> _Your task_
Records follow. Pull out every line that contains "Iron".

> _Information supplied_
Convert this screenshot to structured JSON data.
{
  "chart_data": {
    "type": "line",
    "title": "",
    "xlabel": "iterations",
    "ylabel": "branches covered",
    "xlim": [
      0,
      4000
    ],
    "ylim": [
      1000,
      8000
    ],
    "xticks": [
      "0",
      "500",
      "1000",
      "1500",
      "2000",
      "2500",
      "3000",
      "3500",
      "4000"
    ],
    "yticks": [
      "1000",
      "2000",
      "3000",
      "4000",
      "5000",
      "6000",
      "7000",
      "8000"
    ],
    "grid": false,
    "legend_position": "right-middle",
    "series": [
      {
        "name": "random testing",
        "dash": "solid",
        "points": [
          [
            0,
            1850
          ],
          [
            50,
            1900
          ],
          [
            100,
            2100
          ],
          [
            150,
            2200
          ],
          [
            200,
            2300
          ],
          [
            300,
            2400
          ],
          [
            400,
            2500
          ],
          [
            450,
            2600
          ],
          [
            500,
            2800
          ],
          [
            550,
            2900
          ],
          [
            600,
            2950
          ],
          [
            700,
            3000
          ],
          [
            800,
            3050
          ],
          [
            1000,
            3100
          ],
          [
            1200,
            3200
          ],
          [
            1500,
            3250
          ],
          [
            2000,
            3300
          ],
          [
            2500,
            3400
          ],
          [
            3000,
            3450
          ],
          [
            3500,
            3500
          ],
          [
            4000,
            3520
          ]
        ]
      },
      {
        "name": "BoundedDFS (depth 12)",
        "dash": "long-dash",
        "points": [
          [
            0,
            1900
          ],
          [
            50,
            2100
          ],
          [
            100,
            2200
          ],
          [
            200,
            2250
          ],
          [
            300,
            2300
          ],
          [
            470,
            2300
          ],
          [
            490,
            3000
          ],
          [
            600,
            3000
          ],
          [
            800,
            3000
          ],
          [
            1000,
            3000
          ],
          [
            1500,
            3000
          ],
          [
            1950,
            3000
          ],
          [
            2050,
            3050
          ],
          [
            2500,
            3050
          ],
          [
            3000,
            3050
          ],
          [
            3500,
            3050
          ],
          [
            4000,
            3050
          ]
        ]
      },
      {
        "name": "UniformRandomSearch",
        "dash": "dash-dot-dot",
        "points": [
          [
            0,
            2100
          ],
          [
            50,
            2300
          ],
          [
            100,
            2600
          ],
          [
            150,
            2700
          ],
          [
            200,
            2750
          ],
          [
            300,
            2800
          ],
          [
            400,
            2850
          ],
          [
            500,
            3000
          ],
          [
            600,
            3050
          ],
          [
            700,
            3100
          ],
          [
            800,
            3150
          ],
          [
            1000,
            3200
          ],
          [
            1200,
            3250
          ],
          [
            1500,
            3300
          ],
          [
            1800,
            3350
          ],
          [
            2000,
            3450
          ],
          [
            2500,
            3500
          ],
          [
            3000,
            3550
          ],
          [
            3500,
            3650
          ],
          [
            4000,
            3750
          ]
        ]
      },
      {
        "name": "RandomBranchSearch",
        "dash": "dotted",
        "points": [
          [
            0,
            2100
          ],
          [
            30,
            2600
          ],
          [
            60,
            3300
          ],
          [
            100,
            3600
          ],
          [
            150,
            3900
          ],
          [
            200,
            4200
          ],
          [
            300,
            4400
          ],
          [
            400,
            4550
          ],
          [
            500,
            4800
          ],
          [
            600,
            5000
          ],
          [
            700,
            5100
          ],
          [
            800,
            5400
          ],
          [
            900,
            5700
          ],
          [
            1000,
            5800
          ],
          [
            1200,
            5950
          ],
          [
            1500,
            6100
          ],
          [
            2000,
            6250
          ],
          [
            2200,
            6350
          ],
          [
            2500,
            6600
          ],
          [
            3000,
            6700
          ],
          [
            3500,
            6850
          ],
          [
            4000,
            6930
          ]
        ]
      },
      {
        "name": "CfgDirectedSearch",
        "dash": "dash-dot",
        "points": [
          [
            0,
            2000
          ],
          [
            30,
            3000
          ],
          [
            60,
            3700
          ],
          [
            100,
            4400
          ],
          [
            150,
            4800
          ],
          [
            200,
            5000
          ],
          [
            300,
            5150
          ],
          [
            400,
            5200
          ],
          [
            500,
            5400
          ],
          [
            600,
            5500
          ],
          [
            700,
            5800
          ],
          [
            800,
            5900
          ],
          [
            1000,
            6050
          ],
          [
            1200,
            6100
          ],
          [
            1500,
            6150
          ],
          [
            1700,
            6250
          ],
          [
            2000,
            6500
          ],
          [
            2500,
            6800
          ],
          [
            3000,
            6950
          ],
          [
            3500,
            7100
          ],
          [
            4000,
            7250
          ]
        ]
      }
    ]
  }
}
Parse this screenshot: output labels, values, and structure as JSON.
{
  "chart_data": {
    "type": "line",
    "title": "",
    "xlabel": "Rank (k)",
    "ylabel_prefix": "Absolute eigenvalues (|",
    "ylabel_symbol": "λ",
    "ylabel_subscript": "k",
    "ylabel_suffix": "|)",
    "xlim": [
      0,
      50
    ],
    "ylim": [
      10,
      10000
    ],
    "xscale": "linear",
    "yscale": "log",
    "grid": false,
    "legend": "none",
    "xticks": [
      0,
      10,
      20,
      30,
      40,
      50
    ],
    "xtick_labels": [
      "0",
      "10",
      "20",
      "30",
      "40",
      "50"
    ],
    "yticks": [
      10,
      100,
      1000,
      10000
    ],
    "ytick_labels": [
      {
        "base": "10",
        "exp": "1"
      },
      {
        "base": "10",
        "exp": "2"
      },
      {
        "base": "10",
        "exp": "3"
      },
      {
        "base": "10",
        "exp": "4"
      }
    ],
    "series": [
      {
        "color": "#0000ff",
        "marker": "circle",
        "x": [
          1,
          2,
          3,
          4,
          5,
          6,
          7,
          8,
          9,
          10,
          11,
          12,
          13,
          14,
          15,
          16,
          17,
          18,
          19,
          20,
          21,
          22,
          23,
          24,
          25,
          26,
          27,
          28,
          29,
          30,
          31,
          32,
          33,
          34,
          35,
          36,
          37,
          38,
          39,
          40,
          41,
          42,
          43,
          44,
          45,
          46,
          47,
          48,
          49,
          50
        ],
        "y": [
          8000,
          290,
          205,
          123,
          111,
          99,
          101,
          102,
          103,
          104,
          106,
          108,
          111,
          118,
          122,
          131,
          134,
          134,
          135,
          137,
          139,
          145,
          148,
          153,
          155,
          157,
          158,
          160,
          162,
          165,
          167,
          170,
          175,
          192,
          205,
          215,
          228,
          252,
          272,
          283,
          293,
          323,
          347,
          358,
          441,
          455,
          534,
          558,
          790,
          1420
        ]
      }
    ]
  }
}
...
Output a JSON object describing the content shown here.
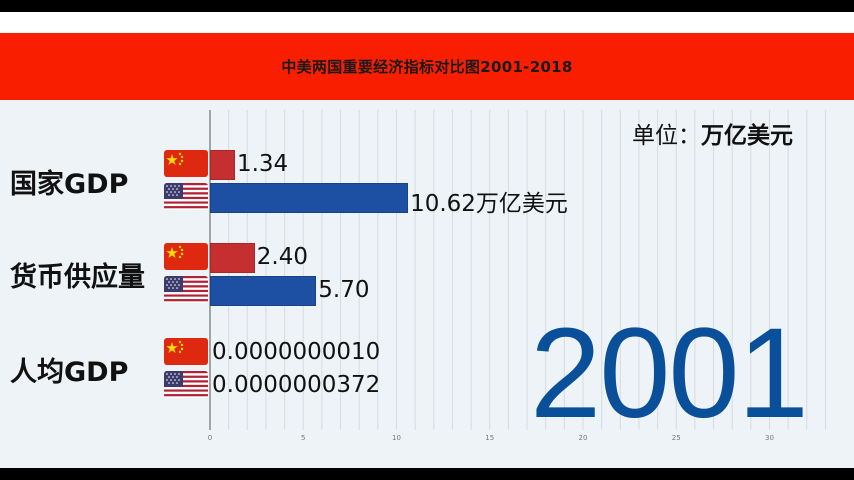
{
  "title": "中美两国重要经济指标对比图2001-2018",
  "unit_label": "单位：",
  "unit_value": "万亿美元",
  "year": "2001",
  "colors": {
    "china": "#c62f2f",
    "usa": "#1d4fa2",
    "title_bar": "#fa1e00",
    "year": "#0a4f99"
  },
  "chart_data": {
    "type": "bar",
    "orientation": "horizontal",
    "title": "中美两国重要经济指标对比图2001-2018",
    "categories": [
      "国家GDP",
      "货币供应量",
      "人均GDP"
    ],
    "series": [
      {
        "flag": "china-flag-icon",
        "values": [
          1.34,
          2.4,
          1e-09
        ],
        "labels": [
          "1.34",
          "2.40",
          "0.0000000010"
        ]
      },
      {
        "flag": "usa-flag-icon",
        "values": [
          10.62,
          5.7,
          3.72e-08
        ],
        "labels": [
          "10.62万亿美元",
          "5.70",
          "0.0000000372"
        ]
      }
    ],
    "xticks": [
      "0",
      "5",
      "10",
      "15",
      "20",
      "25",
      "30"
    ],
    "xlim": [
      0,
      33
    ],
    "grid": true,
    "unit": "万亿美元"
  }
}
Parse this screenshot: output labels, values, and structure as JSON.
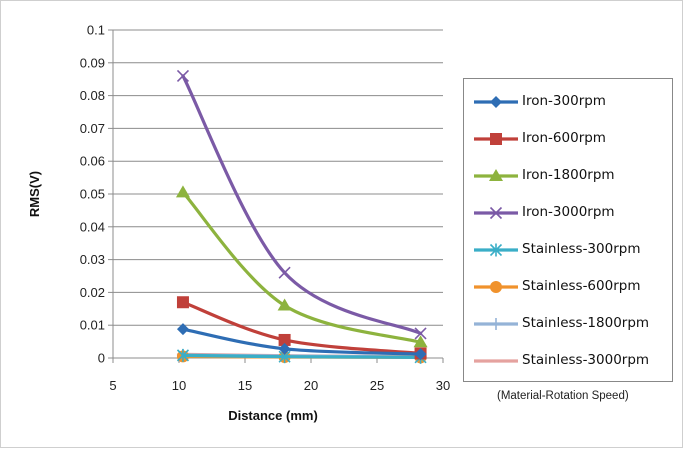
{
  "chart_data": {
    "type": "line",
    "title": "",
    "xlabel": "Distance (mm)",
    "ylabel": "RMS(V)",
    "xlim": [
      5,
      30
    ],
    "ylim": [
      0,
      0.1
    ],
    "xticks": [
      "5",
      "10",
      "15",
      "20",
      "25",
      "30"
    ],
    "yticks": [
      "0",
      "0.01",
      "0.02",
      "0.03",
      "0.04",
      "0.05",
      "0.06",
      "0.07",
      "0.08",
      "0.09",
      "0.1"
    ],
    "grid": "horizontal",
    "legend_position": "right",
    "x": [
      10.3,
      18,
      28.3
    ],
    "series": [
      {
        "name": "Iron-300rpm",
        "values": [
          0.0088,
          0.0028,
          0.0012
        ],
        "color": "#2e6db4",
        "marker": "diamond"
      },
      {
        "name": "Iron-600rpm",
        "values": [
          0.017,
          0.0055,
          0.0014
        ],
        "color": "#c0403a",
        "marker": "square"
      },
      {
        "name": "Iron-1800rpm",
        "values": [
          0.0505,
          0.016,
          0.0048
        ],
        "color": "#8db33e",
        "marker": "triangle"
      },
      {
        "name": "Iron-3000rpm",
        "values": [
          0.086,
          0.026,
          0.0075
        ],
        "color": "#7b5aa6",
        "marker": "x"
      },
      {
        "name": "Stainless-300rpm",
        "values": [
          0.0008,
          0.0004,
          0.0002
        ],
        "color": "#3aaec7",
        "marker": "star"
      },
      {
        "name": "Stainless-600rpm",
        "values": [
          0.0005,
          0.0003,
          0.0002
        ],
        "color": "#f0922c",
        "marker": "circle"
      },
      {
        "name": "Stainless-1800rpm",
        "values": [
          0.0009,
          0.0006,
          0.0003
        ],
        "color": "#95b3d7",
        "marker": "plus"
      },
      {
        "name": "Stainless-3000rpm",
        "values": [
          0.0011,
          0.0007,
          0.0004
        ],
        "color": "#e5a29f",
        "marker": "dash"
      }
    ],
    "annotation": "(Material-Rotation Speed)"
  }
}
--
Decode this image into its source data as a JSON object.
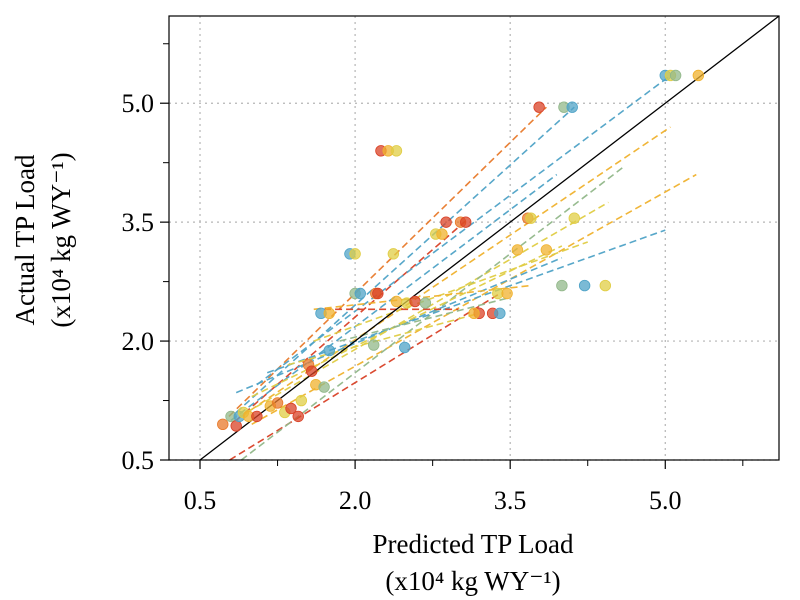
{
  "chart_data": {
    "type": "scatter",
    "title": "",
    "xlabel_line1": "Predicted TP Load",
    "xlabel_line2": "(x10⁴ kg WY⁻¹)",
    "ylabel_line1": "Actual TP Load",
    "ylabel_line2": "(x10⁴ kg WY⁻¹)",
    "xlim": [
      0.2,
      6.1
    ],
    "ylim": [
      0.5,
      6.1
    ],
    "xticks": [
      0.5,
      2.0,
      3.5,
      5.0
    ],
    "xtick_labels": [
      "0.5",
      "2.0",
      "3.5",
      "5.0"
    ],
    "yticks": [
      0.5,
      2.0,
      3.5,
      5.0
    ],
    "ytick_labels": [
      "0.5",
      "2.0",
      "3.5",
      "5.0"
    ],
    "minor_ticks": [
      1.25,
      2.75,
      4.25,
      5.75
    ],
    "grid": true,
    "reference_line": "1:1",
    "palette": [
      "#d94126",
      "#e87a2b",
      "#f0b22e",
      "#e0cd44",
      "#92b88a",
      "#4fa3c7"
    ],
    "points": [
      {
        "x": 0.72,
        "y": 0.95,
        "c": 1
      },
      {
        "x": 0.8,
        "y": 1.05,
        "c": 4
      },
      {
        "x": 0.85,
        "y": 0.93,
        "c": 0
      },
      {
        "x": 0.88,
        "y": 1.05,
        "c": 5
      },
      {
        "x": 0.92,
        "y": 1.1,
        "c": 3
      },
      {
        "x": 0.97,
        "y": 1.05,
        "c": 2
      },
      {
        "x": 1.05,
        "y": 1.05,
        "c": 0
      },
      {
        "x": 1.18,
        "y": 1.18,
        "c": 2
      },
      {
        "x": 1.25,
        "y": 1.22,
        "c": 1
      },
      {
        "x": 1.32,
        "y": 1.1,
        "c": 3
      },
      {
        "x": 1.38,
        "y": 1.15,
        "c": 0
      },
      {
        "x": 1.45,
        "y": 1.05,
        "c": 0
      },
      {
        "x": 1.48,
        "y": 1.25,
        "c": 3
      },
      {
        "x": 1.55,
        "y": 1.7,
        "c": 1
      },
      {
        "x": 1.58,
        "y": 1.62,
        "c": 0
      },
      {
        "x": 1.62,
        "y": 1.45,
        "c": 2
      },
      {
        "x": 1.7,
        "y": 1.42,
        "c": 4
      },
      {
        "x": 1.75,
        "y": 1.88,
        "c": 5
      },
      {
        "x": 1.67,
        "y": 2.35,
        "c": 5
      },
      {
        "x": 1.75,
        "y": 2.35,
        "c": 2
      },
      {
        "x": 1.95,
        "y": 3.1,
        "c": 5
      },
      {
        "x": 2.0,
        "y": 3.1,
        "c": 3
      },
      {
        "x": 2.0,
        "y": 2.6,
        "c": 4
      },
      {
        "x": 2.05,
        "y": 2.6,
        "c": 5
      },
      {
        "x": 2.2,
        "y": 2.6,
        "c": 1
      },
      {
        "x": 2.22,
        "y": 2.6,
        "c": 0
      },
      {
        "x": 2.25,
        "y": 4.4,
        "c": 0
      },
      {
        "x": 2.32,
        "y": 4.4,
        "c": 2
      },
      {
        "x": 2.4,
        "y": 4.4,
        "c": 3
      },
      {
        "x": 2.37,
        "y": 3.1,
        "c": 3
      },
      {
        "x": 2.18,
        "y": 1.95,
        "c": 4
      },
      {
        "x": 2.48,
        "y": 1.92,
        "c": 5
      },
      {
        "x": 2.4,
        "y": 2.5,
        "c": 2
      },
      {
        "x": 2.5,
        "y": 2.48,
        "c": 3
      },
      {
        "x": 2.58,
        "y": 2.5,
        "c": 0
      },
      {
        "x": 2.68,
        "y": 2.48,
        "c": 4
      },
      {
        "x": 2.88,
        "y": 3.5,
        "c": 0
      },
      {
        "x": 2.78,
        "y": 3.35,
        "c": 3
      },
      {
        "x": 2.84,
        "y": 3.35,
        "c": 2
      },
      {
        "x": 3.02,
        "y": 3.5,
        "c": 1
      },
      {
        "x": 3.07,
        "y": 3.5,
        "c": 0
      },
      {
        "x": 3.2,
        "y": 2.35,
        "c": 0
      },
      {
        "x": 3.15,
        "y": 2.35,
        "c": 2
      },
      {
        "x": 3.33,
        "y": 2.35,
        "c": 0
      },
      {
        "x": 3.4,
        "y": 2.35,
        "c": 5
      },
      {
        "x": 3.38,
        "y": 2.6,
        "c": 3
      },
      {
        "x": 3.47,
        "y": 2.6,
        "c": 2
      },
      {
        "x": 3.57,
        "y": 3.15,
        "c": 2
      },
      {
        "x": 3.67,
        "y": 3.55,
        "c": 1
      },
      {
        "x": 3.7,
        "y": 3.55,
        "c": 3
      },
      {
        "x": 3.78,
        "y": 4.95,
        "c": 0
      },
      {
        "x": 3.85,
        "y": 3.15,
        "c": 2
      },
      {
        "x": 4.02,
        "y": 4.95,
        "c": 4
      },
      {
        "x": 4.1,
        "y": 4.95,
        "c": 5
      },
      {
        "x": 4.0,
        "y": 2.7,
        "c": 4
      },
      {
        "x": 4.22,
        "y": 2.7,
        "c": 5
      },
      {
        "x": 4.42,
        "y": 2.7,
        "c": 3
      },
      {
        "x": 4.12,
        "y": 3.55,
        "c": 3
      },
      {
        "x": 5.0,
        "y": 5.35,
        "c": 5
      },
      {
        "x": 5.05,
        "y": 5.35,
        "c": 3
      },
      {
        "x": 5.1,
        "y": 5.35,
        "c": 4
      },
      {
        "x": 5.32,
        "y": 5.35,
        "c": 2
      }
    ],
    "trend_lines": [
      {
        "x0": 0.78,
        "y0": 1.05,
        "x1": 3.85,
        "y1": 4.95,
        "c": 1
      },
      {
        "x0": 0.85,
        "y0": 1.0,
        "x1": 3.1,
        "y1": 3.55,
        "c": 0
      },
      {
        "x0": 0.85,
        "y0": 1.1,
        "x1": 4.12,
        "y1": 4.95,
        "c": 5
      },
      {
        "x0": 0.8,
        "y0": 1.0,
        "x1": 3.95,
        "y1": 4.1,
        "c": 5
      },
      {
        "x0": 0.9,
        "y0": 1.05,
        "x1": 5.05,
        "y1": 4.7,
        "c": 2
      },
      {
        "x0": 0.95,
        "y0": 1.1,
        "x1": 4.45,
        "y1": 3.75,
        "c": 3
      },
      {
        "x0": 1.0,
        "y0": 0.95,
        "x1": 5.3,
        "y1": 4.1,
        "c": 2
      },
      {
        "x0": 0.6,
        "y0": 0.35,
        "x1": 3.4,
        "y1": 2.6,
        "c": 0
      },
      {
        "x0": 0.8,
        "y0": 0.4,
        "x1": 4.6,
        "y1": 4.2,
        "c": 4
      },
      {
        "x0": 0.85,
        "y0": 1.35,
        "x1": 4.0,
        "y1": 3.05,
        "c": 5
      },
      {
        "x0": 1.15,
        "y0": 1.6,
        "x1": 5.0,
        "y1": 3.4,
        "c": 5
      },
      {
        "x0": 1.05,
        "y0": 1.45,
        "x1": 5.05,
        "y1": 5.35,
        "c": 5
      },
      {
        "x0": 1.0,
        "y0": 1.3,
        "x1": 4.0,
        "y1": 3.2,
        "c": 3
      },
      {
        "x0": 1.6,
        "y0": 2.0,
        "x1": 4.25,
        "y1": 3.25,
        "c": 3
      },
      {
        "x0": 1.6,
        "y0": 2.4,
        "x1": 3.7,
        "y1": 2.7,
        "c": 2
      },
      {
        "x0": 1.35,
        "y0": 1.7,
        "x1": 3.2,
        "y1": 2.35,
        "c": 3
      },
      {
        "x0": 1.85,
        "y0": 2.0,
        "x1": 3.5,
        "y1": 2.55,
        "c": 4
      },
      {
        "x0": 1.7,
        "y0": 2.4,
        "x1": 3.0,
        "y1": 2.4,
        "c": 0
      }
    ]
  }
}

> _Exercise result_
        "name": "Iron-300rpm",
        "name": "Iron-600rpm",
        "name": "Iron-1800rpm",
        "name": "Iron-3000rpm",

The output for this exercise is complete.